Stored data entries
* start *
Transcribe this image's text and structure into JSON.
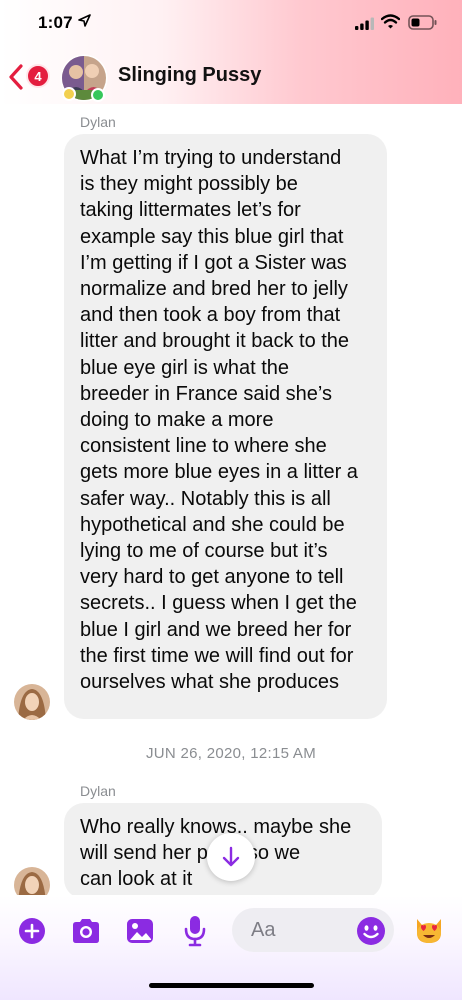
{
  "status_bar": {
    "time": "1:07"
  },
  "header": {
    "unread_count": "4",
    "title": "Slinging Pussy"
  },
  "messages": [
    {
      "sender": "Dylan",
      "text": "What I’m trying to understand\nis they might possibly be\ntaking littermates let’s for\nexample say this blue girl that\nI’m getting if I got a Sister was\nnormalize and bred her to jelly\nand then took a boy from that\nlitter and brought it back to the\nblue eye girl is what the\nbreeder in France said she’s\ndoing to make a more\nconsistent line to where she\ngets more blue eyes in a litter a\nsafer way.. Notably this is all\nhypothetical and she could be\nlying to me of course but it’s\nvery hard to get anyone to tell\nsecrets.. I guess when I get the\nblue I girl and we breed her for\nthe first time we will find out for\nourselves what she produces"
    },
    {
      "sender": "Dylan",
      "text": "Who really knows.. maybe she\nwill send her p        ree so we\ncan look at it"
    }
  ],
  "timestamp": "JUN 26, 2020, 12:15 AM",
  "composer": {
    "placeholder": "Aa"
  },
  "colors": {
    "accent": "#8b2be2",
    "badge": "#e41e3f",
    "bubble": "#f0f0f0"
  },
  "icons": {
    "status": [
      "location-arrow-icon",
      "signal-icon",
      "wifi-icon",
      "battery-icon"
    ],
    "composer": [
      "plus-icon",
      "camera-icon",
      "photo-icon",
      "microphone-icon",
      "emoji-icon",
      "heart-eyes-cat-icon"
    ],
    "scroll": "arrow-down-icon"
  }
}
* end *
» **EXERCISE TASK**: Set every line down exactly as written, leaving each picture out.

» **FINAL ANSWER**:
Transcribe this image's text and structure into JSON.
{
  "status_bar": {
    "time": "1:07"
  },
  "header": {
    "unread_count": "4",
    "title": "Slinging Pussy"
  },
  "messages": [
    {
      "sender": "Dylan",
      "text": "What I’m trying to understand\nis they might possibly be\ntaking littermates let’s for\nexample say this blue girl that\nI’m getting if I got a Sister was\nnormalize and bred her to jelly\nand then took a boy from that\nlitter and brought it back to the\nblue eye girl is what the\nbreeder in France said she’s\ndoing to make a more\nconsistent line to where she\ngets more blue eyes in a litter a\nsafer way.. Notably this is all\nhypothetical and she could be\nlying to me of course but it’s\nvery hard to get anyone to tell\nsecrets.. I guess when I get the\nblue I girl and we breed her for\nthe first time we will find out for\nourselves what she produces"
    },
    {
      "sender": "Dylan",
      "text": "Who really knows.. maybe she\nwill send her p        ree so we\ncan look at it"
    }
  ],
  "timestamp": "JUN 26, 2020, 12:15 AM",
  "composer": {
    "placeholder": "Aa"
  },
  "colors": {
    "accent": "#8b2be2",
    "badge": "#e41e3f",
    "bubble": "#f0f0f0"
  },
  "icons": {
    "status": [
      "location-arrow-icon",
      "signal-icon",
      "wifi-icon",
      "battery-icon"
    ],
    "composer": [
      "plus-icon",
      "camera-icon",
      "photo-icon",
      "microphone-icon",
      "emoji-icon",
      "heart-eyes-cat-icon"
    ],
    "scroll": "arrow-down-icon"
  }
}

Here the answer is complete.